§ **Task instructions**
1. Name every defined term that the promissory note text introduces in quotation marks.
2. Under the promissory note text, in which state is Relativity Acquisition Corp. incorporated?
3. Duplicate the passage of the promissory note text from "Exhibit 10.1" to "IS NOT REQUIRED.".

Promissory Note Issued to SVES LLC, dated as of February 13, 2024

Contract Categories: Business Finance - Note Agreements
EX-10.1 3 ea194005ex10-1_relativity.htm PROMISSORY NOTE ISSUED TO SVES LLC, DATED AS OF FEBRUARY 13, 2024

Exhibit 10.1

 

THIS PROMISSORY NOTE (THIS “NOTE”) HAS NOT BEEN REGISTERED UNDER THE SECURITIES ACT OF 1933, AS AMENDED (THE “SECURITIES ACT”). THIS NOTE HAS BEEN ACQUIRED FOR INVESTMENT ONLY AND MAY NOT BE SOLD, TRANSFERRED OR ASSIGNED IN THE ABSENCE OF REGISTRATION OF THE RESALE THEREOF UNDER THE SECURITIES ACT OR AN OPINION OF COUNSEL REASONABLY SATISFACTORY IN FORM, SCOPE AND SUBSTANCE TO THE COMPANY THAT SUCH REGISTRATION IS NOT REQUIRED.

 

PROMISSORY NOTE

 

Principal Amount: Up to $42,497.95 Effective as of February 13, 2024
  New York, New York

 

Relativity Acquisition Corp., a Delaware corporation and blank check company (the “Maker”), promises to pay to the order of SVES LLC, or its registered assigns or successors in interest (the “Payee”), the principal sum of Forty-Two Thousand Four Hundred Ninety-Seven U.S. Dollars and Ninety-Five Cents ($42,497.95) in lawful money of the United States of America, on the terms and conditions described below. All payments on this Note shall be made by check or wire transfer of immediately available funds or as otherwise determined by the Maker to such account as the Payee may from time to time designate by written notice in accordance with the provisions of this Note. This Note is being made in connection with Maker extending its term to consummate a business combination (the “Business Combination”) from February 15, 2024 to February 15, 2025 (the “Extension”).

§ **Entries**
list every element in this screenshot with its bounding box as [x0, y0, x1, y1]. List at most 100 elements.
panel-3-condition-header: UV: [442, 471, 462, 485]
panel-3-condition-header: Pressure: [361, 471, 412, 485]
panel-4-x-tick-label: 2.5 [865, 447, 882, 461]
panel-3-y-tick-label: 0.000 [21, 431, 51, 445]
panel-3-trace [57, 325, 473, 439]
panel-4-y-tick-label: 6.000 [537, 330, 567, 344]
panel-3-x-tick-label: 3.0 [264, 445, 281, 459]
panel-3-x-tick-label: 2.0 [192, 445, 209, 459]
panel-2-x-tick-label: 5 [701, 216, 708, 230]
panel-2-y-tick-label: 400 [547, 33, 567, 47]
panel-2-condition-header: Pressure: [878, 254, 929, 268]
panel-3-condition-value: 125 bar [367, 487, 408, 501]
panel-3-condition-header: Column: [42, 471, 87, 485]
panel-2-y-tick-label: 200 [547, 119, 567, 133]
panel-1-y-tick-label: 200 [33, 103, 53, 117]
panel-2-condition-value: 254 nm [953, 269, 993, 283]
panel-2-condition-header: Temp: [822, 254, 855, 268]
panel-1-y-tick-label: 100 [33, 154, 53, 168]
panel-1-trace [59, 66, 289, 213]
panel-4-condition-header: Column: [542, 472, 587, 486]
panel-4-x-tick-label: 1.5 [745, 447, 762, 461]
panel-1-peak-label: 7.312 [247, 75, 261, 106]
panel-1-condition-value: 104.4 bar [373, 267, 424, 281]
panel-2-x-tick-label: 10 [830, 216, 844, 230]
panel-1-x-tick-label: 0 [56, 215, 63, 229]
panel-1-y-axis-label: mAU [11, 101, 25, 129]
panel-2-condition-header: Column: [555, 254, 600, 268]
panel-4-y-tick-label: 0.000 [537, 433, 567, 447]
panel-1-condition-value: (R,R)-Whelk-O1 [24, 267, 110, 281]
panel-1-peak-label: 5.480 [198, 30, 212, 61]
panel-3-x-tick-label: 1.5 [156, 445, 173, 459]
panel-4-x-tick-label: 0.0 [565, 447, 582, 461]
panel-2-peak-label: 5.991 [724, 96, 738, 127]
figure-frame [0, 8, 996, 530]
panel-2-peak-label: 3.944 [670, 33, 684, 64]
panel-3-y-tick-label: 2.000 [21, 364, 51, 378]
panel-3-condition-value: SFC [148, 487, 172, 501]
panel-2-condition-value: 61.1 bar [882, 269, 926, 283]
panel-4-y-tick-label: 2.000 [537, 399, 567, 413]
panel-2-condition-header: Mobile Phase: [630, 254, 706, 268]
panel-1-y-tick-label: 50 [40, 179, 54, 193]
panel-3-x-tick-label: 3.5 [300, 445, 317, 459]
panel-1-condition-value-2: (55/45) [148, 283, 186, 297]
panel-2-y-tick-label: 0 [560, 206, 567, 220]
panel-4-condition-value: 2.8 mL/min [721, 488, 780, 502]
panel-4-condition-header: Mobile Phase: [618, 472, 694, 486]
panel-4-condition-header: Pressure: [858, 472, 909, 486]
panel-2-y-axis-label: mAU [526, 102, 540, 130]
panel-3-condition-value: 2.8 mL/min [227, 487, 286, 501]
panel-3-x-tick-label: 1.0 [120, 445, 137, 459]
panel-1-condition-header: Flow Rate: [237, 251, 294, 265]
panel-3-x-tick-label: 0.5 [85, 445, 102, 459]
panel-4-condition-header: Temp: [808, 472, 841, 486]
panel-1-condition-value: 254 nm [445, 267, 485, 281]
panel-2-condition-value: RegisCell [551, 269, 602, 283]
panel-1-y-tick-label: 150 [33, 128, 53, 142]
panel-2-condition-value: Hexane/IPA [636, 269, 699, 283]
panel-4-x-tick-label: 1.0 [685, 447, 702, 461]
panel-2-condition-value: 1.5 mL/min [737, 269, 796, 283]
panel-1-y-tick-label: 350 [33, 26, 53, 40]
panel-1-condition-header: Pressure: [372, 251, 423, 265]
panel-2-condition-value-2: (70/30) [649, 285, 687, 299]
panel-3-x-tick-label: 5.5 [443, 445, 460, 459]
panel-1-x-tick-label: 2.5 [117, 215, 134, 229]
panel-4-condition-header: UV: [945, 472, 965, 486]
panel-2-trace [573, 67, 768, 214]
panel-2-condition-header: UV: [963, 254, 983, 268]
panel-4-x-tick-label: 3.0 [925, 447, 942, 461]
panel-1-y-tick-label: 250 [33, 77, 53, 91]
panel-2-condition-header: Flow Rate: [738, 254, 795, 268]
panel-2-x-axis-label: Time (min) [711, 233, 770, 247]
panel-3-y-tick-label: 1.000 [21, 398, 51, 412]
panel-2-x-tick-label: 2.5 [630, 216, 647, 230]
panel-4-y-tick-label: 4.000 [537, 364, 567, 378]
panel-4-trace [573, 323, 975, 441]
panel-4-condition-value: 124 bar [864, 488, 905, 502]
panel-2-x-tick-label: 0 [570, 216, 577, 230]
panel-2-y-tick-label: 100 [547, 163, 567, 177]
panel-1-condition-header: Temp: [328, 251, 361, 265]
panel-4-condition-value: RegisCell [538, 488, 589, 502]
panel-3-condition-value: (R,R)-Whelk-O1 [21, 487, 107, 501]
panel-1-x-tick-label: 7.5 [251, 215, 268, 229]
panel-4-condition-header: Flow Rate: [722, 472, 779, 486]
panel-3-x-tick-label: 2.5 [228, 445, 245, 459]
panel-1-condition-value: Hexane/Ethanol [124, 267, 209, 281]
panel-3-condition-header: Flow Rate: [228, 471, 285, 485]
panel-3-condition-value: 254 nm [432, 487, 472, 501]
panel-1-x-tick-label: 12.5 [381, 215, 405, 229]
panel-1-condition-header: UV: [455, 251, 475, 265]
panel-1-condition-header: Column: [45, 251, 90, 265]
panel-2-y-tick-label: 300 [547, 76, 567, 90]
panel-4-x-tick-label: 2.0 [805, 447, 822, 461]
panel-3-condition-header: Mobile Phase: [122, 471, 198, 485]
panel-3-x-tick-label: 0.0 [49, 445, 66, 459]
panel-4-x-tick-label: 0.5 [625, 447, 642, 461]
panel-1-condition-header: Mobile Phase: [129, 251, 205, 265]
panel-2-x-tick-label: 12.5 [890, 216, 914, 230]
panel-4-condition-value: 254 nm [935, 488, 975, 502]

§ **Per-task outputs**
1. Note, Securities Act, Maker, Payee, Business Combination, Extension

2. Delaware

3.
Exhibit 10.1

 

THIS PROMISSORY NOTE (THIS “NOTE”) HAS NOT BEEN REGISTERED UNDER THE SECURITIES ACT OF 1933, AS AMENDED (THE “SECURITIES ACT”). THIS NOTE HAS BEEN ACQUIRED FOR INVESTMENT ONLY AND MAY NOT BE SOLD, TRANSFERRED OR ASSIGNED IN THE ABSENCE OF REGISTRATION OF THE RESALE THEREOF UNDER THE SECURITIES ACT OR AN OPINION OF COUNSEL REASONABLY SATISFACTORY IN FORM, SCOPE AND SUBSTANCE TO THE COMPANY THAT SUCH REGISTRATION IS NOT REQUIRED.